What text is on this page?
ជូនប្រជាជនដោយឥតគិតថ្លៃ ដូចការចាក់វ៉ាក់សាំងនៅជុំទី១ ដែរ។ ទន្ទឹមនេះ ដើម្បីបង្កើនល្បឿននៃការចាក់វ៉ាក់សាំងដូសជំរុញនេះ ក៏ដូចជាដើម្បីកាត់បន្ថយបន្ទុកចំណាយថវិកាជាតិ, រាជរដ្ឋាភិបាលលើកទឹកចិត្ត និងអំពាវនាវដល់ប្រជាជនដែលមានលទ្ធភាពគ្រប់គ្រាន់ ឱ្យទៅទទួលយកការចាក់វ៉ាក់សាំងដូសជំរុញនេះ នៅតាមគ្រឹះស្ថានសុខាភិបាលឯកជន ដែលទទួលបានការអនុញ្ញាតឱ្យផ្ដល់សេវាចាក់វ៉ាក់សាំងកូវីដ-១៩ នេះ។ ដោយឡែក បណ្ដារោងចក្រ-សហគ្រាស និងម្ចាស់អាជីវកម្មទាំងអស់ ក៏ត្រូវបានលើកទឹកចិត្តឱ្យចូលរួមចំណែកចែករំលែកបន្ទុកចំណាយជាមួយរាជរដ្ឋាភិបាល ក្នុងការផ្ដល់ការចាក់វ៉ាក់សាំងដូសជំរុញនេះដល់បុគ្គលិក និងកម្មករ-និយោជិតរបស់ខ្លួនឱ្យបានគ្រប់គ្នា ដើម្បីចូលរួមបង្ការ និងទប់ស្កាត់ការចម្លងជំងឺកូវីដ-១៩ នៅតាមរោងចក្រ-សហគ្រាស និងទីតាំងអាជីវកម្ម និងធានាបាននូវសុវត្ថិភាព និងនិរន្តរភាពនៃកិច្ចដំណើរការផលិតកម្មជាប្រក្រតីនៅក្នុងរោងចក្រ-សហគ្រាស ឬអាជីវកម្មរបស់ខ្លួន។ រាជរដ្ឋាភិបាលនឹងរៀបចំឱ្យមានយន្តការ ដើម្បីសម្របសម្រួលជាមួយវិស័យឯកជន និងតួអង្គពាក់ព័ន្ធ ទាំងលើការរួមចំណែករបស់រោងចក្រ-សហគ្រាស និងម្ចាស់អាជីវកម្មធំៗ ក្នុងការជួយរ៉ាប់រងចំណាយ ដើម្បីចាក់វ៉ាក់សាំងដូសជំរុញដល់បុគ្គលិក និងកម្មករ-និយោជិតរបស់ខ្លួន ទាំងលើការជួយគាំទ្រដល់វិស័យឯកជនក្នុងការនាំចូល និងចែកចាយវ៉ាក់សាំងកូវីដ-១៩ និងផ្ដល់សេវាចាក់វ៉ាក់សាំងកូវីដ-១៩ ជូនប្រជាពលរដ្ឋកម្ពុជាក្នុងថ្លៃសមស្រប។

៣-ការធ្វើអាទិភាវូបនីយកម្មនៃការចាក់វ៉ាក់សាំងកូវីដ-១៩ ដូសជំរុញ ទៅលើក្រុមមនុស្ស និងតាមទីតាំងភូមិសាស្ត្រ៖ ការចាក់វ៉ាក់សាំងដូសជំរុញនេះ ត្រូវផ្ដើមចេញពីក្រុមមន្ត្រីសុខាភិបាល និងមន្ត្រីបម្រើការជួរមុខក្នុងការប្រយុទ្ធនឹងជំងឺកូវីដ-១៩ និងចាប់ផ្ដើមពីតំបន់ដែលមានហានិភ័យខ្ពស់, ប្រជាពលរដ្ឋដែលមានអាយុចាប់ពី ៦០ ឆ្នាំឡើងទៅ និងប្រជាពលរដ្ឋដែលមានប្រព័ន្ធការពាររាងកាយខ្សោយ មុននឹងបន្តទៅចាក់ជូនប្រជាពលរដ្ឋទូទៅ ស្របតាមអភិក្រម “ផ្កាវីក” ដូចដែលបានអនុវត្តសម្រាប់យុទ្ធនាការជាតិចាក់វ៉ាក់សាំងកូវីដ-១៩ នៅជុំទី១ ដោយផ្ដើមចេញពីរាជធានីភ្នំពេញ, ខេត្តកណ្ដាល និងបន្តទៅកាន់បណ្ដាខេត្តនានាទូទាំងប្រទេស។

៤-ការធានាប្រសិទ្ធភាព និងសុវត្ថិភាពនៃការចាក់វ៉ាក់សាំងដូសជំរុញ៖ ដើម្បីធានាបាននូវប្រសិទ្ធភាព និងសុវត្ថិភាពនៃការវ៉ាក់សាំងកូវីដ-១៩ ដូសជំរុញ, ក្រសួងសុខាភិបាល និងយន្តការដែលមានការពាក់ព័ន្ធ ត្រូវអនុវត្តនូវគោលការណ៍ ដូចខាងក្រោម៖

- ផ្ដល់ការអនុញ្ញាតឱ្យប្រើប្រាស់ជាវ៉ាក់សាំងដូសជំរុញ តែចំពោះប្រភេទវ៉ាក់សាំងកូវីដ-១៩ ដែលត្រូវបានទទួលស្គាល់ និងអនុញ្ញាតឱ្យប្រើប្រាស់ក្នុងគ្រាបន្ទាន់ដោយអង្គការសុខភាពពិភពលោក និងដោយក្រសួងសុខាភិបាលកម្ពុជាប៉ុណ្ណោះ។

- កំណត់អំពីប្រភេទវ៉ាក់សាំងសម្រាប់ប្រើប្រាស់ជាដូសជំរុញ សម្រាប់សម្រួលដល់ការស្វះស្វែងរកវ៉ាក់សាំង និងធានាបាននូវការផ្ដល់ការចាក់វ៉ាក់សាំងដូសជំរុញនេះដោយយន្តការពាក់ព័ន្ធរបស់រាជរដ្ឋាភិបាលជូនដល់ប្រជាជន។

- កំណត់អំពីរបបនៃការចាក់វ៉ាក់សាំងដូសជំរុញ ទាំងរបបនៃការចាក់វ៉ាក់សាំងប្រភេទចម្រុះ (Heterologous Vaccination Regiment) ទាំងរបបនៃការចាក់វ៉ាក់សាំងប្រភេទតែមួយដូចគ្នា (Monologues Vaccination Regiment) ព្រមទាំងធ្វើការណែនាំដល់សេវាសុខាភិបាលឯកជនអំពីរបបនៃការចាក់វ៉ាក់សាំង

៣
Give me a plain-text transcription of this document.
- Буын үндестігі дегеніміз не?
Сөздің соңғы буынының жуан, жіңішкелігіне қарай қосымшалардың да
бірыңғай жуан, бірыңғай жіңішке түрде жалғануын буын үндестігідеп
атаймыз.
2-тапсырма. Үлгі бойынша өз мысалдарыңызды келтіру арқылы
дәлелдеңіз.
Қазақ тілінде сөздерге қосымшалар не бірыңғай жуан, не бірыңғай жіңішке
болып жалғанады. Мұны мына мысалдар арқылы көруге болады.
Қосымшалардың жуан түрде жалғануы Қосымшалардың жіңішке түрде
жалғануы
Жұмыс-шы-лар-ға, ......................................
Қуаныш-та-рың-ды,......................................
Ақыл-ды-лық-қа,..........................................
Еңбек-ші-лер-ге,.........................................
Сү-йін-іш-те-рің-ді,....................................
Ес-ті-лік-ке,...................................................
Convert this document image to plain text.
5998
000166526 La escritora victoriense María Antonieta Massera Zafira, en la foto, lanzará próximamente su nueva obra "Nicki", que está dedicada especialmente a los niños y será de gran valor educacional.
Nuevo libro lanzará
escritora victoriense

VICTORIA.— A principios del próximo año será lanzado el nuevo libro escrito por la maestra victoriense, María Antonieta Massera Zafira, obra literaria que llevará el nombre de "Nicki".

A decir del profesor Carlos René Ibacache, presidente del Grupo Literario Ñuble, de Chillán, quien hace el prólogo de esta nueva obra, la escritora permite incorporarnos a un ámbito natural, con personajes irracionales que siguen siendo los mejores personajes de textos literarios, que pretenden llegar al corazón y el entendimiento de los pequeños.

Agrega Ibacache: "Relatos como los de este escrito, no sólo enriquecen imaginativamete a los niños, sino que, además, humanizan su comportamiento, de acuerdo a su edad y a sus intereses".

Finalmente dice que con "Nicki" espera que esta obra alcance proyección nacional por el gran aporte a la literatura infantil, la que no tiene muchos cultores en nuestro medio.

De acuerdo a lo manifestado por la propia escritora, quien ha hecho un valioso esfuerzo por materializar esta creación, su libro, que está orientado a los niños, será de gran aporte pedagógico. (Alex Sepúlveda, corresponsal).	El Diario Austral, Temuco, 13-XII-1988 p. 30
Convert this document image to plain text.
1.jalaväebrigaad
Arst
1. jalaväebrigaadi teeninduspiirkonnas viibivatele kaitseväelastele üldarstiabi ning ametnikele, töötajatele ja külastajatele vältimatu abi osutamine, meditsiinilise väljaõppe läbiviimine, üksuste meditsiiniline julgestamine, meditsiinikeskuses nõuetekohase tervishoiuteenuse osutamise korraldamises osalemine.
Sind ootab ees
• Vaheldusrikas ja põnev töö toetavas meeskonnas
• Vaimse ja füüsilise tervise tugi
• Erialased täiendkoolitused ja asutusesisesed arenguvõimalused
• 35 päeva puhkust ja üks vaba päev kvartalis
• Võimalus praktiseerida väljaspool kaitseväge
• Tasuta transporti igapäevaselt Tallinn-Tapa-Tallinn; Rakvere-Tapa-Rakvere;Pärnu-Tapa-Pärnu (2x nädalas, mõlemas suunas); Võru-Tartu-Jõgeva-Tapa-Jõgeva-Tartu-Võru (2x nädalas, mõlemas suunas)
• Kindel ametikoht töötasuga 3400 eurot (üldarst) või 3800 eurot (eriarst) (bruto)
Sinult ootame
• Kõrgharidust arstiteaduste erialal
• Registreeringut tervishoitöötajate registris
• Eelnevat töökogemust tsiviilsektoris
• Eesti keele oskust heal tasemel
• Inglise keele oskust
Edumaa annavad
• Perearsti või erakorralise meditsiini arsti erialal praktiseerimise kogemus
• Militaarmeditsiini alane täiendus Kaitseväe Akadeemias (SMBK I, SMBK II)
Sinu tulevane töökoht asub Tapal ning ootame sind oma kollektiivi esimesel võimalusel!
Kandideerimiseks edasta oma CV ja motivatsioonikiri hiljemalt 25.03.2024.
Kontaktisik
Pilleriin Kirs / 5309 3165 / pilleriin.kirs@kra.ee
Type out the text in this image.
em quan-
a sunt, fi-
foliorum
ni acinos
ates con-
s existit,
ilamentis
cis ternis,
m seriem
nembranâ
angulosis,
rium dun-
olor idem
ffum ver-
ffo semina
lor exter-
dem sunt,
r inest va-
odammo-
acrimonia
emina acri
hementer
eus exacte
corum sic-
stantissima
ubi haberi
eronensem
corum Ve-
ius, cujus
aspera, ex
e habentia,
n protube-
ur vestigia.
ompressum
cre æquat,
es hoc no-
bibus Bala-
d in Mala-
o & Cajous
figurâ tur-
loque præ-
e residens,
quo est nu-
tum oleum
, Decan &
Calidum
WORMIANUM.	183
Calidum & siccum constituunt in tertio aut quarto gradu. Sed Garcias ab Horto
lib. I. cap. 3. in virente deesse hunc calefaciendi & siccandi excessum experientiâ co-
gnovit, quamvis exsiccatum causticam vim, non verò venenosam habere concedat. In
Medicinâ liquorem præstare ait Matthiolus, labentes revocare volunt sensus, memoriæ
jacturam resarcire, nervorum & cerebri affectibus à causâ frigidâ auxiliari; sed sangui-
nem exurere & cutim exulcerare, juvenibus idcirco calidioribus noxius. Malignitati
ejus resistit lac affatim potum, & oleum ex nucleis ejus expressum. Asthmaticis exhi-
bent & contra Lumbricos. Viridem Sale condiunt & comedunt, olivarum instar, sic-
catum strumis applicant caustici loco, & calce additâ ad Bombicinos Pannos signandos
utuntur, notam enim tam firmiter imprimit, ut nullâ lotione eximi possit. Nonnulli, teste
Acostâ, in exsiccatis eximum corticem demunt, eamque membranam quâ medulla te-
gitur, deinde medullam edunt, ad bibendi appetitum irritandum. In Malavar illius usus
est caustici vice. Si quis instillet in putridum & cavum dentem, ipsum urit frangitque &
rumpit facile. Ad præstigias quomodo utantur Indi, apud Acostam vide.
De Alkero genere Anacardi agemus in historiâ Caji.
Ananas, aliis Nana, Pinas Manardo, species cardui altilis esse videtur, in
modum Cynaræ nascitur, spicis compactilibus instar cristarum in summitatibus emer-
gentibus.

+---+

> [Task prompt]
Identify every line where the string "erialal" appears.

> [Result for this exercise]
• Kõrgharidust arstiteaduste erialal
• Perearsti või erakorralise meditsiini arsti erialal praktiseerimise kogemus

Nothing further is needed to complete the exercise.